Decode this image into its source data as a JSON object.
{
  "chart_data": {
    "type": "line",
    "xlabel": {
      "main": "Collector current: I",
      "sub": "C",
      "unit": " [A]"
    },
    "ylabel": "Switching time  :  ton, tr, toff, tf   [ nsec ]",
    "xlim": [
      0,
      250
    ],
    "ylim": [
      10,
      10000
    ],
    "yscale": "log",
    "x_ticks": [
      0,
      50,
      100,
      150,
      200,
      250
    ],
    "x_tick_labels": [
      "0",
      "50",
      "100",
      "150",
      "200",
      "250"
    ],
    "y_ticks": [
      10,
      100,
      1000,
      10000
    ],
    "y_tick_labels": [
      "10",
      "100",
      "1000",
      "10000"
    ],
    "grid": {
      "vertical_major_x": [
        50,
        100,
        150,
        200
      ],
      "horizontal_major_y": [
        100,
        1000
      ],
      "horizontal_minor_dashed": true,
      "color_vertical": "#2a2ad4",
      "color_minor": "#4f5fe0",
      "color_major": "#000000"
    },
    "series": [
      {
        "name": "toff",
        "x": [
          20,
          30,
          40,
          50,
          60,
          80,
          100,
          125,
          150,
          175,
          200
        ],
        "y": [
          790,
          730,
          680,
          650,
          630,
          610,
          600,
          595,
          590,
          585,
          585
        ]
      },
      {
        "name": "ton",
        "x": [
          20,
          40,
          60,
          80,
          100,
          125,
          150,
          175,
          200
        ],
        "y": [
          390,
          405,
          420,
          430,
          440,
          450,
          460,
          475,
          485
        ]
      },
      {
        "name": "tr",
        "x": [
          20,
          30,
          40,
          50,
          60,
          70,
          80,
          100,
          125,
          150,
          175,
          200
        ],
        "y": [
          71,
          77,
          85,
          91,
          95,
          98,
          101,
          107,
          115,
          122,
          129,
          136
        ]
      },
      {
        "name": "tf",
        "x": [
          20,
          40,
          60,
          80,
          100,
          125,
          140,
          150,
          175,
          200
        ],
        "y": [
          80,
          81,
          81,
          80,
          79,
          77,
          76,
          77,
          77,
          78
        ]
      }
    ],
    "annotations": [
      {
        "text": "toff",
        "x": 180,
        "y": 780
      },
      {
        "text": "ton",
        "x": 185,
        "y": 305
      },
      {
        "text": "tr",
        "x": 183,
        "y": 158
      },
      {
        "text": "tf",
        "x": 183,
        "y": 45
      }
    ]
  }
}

**WHAT IS ASKED**
Copy each line above that contains the word "toff".

**WORKED SOLUTION**
    "ylabel": "Switching time  :  ton, tr, toff, tf   [ nsec ]",
        "name": "toff",
        "text": "toff",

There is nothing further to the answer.